- Records supplied:
· · · · · · ·
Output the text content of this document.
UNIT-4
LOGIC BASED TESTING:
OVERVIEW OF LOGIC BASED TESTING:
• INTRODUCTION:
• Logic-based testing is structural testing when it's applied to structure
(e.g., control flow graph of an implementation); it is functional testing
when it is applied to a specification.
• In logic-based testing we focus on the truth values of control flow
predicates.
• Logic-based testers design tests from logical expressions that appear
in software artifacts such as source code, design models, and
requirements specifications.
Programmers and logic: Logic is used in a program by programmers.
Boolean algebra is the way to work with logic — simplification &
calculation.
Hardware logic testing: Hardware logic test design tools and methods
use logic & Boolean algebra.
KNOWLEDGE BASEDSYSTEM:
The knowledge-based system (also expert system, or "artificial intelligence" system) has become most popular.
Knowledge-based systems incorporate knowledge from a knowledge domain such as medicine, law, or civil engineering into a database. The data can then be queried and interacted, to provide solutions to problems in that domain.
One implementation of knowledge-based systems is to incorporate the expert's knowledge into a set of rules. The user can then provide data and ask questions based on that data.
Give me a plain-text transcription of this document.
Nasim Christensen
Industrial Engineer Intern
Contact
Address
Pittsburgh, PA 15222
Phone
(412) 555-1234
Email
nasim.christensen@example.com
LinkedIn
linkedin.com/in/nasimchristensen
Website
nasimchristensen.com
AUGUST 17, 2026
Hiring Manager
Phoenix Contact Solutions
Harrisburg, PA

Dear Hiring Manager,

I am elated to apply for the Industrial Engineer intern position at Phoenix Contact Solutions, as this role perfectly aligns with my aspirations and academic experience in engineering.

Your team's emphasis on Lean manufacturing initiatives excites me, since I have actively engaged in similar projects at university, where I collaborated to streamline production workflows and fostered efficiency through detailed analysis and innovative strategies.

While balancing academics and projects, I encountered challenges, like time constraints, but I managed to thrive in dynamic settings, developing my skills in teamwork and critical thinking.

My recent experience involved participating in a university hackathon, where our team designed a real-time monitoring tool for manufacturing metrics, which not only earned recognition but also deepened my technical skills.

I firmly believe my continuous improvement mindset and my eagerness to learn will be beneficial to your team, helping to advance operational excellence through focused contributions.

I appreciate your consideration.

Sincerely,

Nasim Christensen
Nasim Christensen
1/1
· · · · · · ·
- Task goal: Repeat all the records. Match each line exactly.

- Response to the task:
Output the text content of this document.
UNIT-4
LOGIC BASED TESTING:
OVERVIEW OF LOGIC BASED TESTING:
• INTRODUCTION:
• Logic-based testing is structural testing when it's applied to structure
(e.g., control flow graph of an implementation); it is functional testing
when it is applied to a specification.
• In logic-based testing we focus on the truth values of control flow
predicates.
• Logic-based testers design tests from logical expressions that appear
in software artifacts such as source code, design models, and
requirements specifications.
Programmers and logic: Logic is used in a program by programmers.
Boolean algebra is the way to work with logic — simplification &
calculation.
Hardware logic testing: Hardware logic test design tools and methods
use logic & Boolean algebra.
KNOWLEDGE BASEDSYSTEM:
The knowledge-based system (also expert system, or "artificial intelligence" system) has become most popular.
Knowledge-based systems incorporate knowledge from a knowledge domain such as medicine, law, or civil engineering into a database. The data can then be queried and interacted, to provide solutions to problems in that domain.
One implementation of knowledge-based systems is to incorporate the expert's knowledge into a set of rules. The user can then provide data and ask questions based on that data.
Give me a plain-text transcription of this document.
Nasim Christensen
Industrial Engineer Intern
Contact
Address
Pittsburgh, PA 15222
Phone
(412) 555-1234
Email
nasim.christensen@example.com
LinkedIn
linkedin.com/in/nasimchristensen
Website
nasimchristensen.com
AUGUST 17, 2026
Hiring Manager
Phoenix Contact Solutions
Harrisburg, PA

Dear Hiring Manager,

I am elated to apply for the Industrial Engineer intern position at Phoenix Contact Solutions, as this role perfectly aligns with my aspirations and academic experience in engineering.

Your team's emphasis on Lean manufacturing initiatives excites me, since I have actively engaged in similar projects at university, where I collaborated to streamline production workflows and fostered efficiency through detailed analysis and innovative strategies.

While balancing academics and projects, I encountered challenges, like time constraints, but I managed to thrive in dynamic settings, developing my skills in teamwork and critical thinking.

My recent experience involved participating in a university hackathon, where our team designed a real-time monitoring tool for manufacturing metrics, which not only earned recognition but also deepened my technical skills.

I firmly believe my continuous improvement mindset and my eagerness to learn will be beneficial to your team, helping to advance operational excellence through focused contributions.

I appreciate your consideration.

Sincerely,

Nasim Christensen
Nasim Christensen
1/1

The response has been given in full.